■ Work to be completed ■
Can you output the records below exactly as they are written?

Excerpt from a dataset
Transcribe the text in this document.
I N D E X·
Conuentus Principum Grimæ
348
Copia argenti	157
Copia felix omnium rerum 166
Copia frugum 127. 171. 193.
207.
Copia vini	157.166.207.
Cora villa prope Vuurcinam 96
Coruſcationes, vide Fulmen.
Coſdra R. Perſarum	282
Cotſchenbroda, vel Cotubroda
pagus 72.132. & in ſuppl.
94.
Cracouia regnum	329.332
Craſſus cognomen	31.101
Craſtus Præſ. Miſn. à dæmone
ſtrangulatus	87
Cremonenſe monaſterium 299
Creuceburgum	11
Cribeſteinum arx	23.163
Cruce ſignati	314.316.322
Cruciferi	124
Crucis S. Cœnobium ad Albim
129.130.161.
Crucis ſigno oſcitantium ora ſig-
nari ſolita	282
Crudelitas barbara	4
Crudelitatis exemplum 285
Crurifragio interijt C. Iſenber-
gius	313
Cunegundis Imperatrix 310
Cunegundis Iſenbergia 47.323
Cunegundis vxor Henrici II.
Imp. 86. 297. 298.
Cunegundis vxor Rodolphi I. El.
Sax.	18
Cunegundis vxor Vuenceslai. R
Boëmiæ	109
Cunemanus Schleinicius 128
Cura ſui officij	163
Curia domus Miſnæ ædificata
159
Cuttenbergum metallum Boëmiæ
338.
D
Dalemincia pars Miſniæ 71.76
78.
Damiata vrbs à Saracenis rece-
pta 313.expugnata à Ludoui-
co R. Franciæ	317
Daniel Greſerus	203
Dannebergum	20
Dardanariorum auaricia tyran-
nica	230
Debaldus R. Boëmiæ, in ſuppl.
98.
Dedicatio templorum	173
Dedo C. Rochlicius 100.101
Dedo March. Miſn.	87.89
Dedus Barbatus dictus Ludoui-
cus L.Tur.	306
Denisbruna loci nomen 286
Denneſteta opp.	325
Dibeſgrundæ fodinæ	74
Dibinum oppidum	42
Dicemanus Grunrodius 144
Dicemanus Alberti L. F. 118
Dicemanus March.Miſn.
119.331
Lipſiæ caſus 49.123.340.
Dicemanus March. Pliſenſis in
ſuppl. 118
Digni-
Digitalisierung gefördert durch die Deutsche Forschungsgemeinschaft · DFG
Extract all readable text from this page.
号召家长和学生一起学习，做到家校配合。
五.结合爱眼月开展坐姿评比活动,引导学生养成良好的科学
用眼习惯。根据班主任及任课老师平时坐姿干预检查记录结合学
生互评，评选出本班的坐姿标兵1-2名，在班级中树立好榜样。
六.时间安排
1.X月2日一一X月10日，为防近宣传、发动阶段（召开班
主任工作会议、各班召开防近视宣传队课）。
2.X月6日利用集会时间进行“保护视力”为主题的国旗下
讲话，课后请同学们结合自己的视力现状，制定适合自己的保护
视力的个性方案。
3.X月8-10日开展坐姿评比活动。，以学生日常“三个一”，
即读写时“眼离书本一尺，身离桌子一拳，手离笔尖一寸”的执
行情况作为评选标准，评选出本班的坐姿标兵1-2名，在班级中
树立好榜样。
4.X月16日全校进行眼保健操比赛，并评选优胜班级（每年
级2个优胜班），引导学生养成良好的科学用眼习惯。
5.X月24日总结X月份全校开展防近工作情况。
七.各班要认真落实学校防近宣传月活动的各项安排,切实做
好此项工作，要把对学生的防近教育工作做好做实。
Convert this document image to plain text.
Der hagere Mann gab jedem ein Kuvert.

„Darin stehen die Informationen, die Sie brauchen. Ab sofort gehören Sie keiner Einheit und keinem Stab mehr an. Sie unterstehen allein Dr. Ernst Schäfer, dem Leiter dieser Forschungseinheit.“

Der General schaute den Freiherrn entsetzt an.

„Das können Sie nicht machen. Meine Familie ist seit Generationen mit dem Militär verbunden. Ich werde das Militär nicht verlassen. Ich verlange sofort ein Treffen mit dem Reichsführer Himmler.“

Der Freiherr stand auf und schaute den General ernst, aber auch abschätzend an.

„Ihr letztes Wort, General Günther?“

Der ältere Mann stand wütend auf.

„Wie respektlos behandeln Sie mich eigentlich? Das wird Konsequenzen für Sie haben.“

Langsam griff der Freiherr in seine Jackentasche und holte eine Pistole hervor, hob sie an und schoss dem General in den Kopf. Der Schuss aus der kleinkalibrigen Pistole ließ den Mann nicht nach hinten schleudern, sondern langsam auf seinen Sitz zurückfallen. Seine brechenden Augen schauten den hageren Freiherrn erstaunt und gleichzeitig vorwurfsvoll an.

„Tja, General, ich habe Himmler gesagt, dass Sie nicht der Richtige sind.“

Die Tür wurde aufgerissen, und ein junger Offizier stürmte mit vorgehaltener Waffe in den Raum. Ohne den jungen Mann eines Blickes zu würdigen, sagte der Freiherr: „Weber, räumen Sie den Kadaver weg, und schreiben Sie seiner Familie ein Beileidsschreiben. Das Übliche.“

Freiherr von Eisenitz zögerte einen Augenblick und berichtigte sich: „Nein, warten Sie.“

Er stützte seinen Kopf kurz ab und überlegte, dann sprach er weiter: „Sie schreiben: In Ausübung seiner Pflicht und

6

■ Exercise answer ■
Transcribe the text in this document.
I N D E X·
Conuentus Principum Grimæ
348
Copia argenti	157
Copia felix omnium rerum 166
Copia frugum 127. 171. 193.
207.
Copia vini	157.166.207.
Cora villa prope Vuurcinam 96
Coruſcationes, vide Fulmen.
Coſdra R. Perſarum	282
Cotſchenbroda, vel Cotubroda
pagus 72.132. & in ſuppl.
94.
Cracouia regnum	329.332
Craſſus cognomen	31.101
Craſtus Præſ. Miſn. à dæmone
ſtrangulatus	87
Cremonenſe monaſterium 299
Creuceburgum	11
Cribeſteinum arx	23.163
Cruce ſignati	314.316.322
Cruciferi	124
Crucis S. Cœnobium ad Albim
129.130.161.
Crucis ſigno oſcitantium ora ſig-
nari ſolita	282
Crudelitas barbara	4
Crudelitatis exemplum 285
Crurifragio interijt C. Iſenber-
gius	313
Cunegundis Imperatrix 310
Cunegundis Iſenbergia 47.323
Cunegundis vxor Henrici II.
Imp. 86. 297. 298.
Cunegundis vxor Rodolphi I. El.
Sax.	18
Cunegundis vxor Vuenceslai. R
Boëmiæ	109
Cunemanus Schleinicius 128
Cura ſui officij	163
Curia domus Miſnæ ædificata
159
Cuttenbergum metallum Boëmiæ
338.
D
Dalemincia pars Miſniæ 71.76
78.
Damiata vrbs à Saracenis rece-
pta 313.expugnata à Ludoui-
co R. Franciæ	317
Daniel Greſerus	203
Dannebergum	20
Dardanariorum auaricia tyran-
nica	230
Debaldus R. Boëmiæ, in ſuppl.
98.
Dedicatio templorum	173
Dedo C. Rochlicius 100.101
Dedo March. Miſn.	87.89
Dedus Barbatus dictus Ludoui-
cus L.Tur.	306
Denisbruna loci nomen 286
Denneſteta opp.	325
Dibeſgrundæ fodinæ	74
Dibinum oppidum	42
Dicemanus Grunrodius 144
Dicemanus Alberti L. F. 118
Dicemanus March.Miſn.
119.331
Lipſiæ caſus 49.123.340.
Dicemanus March. Pliſenſis in
ſuppl. 118
Digni-
Digitalisierung gefördert durch die Deutsche Forschungsgemeinschaft · DFG
Extract all readable text from this page.
号召家长和学生一起学习，做到家校配合。
五.结合爱眼月开展坐姿评比活动,引导学生养成良好的科学
用眼习惯。根据班主任及任课老师平时坐姿干预检查记录结合学
生互评，评选出本班的坐姿标兵1-2名，在班级中树立好榜样。
六.时间安排
1.X月2日一一X月10日，为防近宣传、发动阶段（召开班
主任工作会议、各班召开防近视宣传队课）。
2.X月6日利用集会时间进行“保护视力”为主题的国旗下
讲话，课后请同学们结合自己的视力现状，制定适合自己的保护
视力的个性方案。
3.X月8-10日开展坐姿评比活动。，以学生日常“三个一”，
即读写时“眼离书本一尺，身离桌子一拳，手离笔尖一寸”的执
行情况作为评选标准，评选出本班的坐姿标兵1-2名，在班级中
树立好榜样。
4.X月16日全校进行眼保健操比赛，并评选优胜班级（每年
级2个优胜班），引导学生养成良好的科学用眼习惯。
5.X月24日总结X月份全校开展防近工作情况。
七.各班要认真落实学校防近宣传月活动的各项安排,切实做
好此项工作，要把对学生的防近教育工作做好做实。
Convert this document image to plain text.
Der hagere Mann gab jedem ein Kuvert.

„Darin stehen die Informationen, die Sie brauchen. Ab sofort gehören Sie keiner Einheit und keinem Stab mehr an. Sie unterstehen allein Dr. Ernst Schäfer, dem Leiter dieser Forschungseinheit.“

Der General schaute den Freiherrn entsetzt an.

„Das können Sie nicht machen. Meine Familie ist seit Generationen mit dem Militär verbunden. Ich werde das Militär nicht verlassen. Ich verlange sofort ein Treffen mit dem Reichsführer Himmler.“

Der Freiherr stand auf und schaute den General ernst, aber auch abschätzend an.

„Ihr letztes Wort, General Günther?“

Der ältere Mann stand wütend auf.

„Wie respektlos behandeln Sie mich eigentlich? Das wird Konsequenzen für Sie haben.“

Langsam griff der Freiherr in seine Jackentasche und holte eine Pistole hervor, hob sie an und schoss dem General in den Kopf. Der Schuss aus der kleinkalibrigen Pistole ließ den Mann nicht nach hinten schleudern, sondern langsam auf seinen Sitz zurückfallen. Seine brechenden Augen schauten den hageren Freiherrn erstaunt und gleichzeitig vorwurfsvoll an.

„Tja, General, ich habe Himmler gesagt, dass Sie nicht der Richtige sind.“

Die Tür wurde aufgerissen, und ein junger Offizier stürmte mit vorgehaltener Waffe in den Raum. Ohne den jungen Mann eines Blickes zu würdigen, sagte der Freiherr: „Weber, räumen Sie den Kadaver weg, und schreiben Sie seiner Familie ein Beileidsschreiben. Das Übliche.“

Freiherr von Eisenitz zögerte einen Augenblick und berichtigte sich: „Nein, warten Sie.“

Er stützte seinen Kopf kurz ab und überlegte, dann sprach er weiter: „Sie schreiben: In Ausübung seiner Pflicht und

6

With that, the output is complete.